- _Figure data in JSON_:
★ ★ ★ ★
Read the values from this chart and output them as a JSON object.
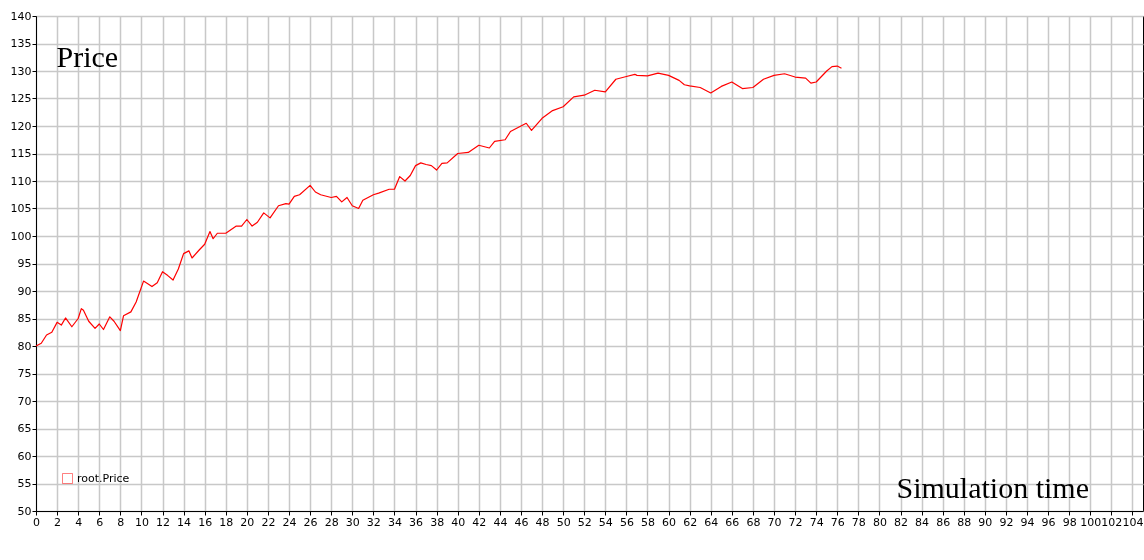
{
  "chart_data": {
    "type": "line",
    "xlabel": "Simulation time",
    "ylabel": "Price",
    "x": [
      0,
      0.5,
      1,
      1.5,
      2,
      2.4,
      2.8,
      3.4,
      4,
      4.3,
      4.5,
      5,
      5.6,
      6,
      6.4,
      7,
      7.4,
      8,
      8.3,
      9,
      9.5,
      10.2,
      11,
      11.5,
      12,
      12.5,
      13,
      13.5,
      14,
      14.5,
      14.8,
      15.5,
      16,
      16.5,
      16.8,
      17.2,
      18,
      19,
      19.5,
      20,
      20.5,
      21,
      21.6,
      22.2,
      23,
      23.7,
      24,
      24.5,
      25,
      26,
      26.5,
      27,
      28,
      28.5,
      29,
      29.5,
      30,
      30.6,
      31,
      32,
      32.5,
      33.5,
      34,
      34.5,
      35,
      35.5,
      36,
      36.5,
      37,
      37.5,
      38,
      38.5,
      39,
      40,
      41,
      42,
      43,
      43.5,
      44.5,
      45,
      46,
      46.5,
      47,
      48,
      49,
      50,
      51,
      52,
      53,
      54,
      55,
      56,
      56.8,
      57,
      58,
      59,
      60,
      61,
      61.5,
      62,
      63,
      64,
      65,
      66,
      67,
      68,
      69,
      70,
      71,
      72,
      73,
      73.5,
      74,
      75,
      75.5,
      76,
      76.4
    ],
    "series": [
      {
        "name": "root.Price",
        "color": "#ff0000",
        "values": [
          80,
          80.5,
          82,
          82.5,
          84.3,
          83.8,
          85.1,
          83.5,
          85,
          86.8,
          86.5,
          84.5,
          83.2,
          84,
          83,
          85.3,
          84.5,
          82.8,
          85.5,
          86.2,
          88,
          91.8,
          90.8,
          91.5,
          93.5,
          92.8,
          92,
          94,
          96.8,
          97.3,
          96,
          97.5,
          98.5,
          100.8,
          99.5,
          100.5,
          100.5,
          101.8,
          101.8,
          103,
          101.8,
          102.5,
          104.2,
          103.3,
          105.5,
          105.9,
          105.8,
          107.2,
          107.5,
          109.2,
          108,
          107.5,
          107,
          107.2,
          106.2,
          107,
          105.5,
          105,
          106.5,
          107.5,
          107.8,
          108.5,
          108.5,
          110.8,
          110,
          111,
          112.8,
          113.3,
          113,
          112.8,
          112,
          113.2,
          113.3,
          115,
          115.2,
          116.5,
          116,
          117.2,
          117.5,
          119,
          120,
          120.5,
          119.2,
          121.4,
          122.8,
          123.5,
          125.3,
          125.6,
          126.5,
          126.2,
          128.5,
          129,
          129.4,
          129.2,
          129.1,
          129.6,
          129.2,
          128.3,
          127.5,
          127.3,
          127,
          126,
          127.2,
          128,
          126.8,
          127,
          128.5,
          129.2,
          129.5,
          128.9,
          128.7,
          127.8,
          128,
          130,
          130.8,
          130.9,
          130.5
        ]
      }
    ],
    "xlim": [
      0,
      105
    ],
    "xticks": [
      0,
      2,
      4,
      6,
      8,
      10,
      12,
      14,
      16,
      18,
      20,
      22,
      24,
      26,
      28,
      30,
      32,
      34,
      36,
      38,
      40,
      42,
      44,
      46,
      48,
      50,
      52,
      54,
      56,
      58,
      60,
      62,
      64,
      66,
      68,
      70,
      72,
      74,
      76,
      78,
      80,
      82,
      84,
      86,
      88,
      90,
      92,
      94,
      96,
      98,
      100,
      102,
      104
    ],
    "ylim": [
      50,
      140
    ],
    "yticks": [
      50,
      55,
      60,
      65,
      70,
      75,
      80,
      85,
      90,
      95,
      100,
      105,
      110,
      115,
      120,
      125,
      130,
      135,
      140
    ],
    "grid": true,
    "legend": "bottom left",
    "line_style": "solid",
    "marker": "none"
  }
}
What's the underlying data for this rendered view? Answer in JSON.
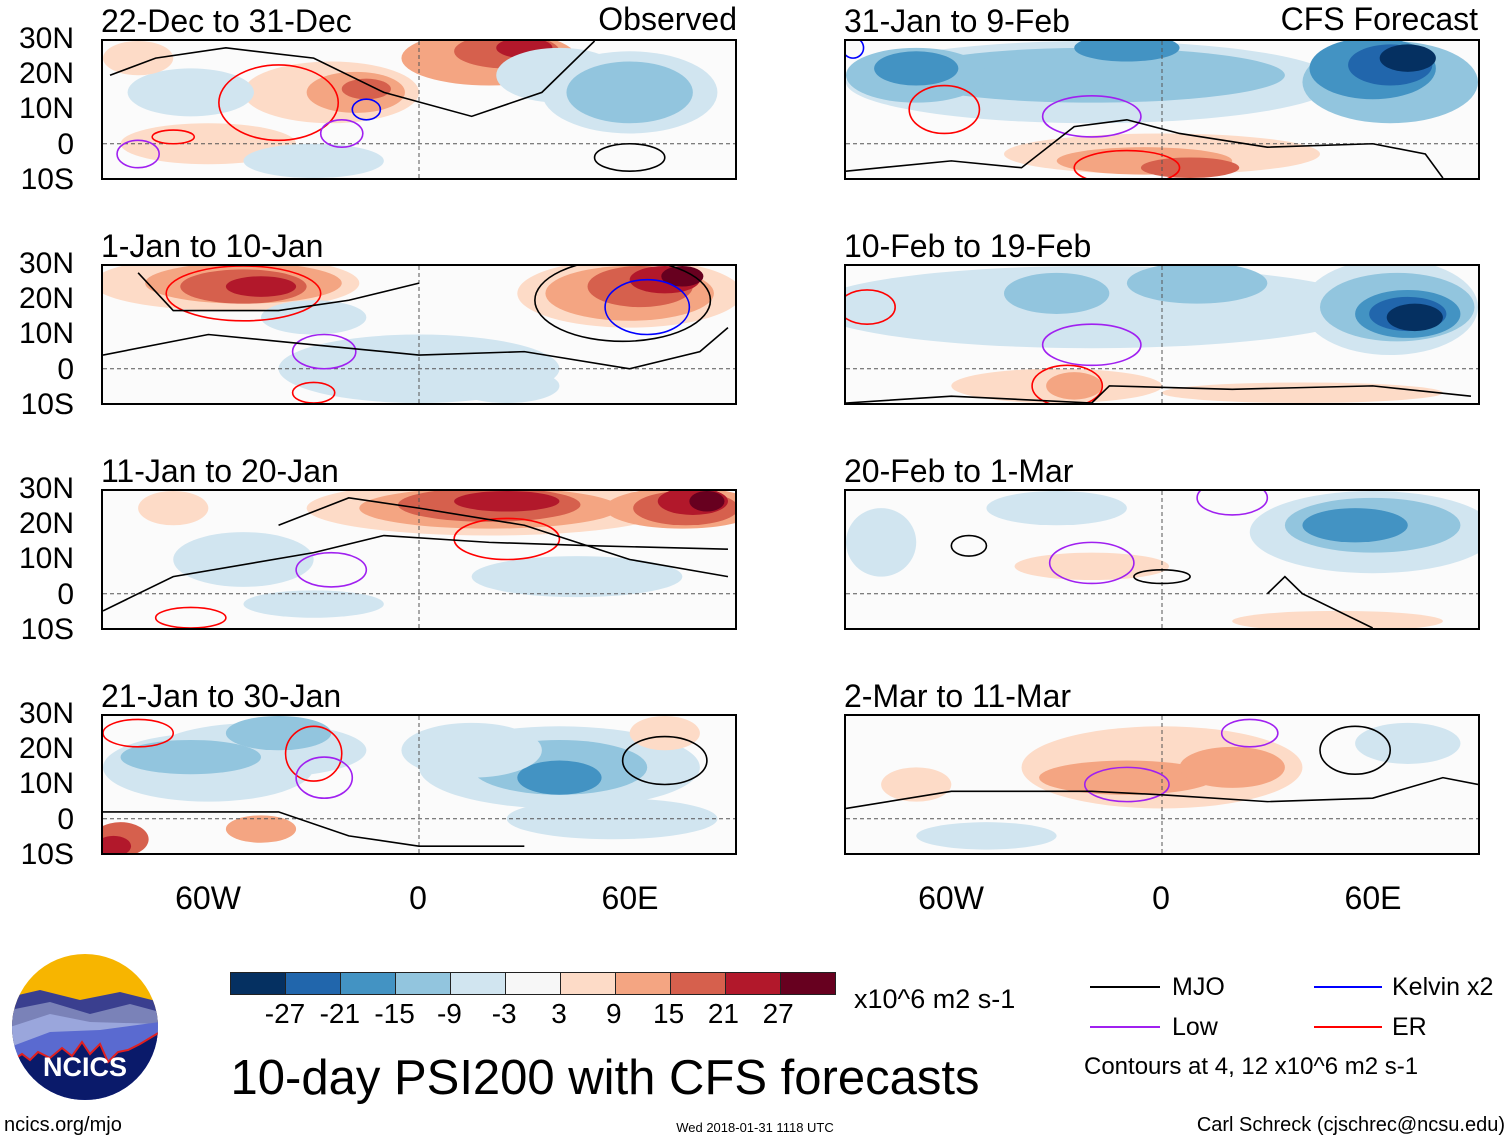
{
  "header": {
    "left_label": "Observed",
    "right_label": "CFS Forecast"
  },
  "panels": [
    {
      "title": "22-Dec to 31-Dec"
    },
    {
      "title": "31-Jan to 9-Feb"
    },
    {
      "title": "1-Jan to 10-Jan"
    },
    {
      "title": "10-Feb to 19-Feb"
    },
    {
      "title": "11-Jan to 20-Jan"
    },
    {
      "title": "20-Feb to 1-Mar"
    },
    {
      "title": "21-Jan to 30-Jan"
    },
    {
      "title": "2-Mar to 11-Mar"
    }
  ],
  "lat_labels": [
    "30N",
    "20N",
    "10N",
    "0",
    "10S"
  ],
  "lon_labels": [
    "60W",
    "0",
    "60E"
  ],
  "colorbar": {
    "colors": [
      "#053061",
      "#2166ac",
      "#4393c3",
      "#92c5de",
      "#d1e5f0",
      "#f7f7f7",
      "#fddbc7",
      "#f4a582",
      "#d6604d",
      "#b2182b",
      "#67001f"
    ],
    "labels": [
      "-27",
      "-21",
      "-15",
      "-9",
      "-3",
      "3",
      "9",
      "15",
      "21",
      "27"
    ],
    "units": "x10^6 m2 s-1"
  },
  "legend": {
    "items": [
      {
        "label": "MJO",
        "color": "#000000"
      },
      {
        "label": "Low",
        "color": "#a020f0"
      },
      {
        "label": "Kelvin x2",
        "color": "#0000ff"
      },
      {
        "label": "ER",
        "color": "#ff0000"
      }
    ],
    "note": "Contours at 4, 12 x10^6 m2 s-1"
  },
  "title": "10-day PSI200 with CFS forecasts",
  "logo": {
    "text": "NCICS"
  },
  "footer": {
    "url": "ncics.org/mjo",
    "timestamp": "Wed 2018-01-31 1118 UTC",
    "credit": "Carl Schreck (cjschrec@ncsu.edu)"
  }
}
★ ★ ★ ★
- _Instruction_: Which lines in the listing above hold the word "this"? Show each of them.

- _Result_:
Read the values from this chart and output them as a JSON object.
What's the underlying data for this rendered view? Answer in JSON.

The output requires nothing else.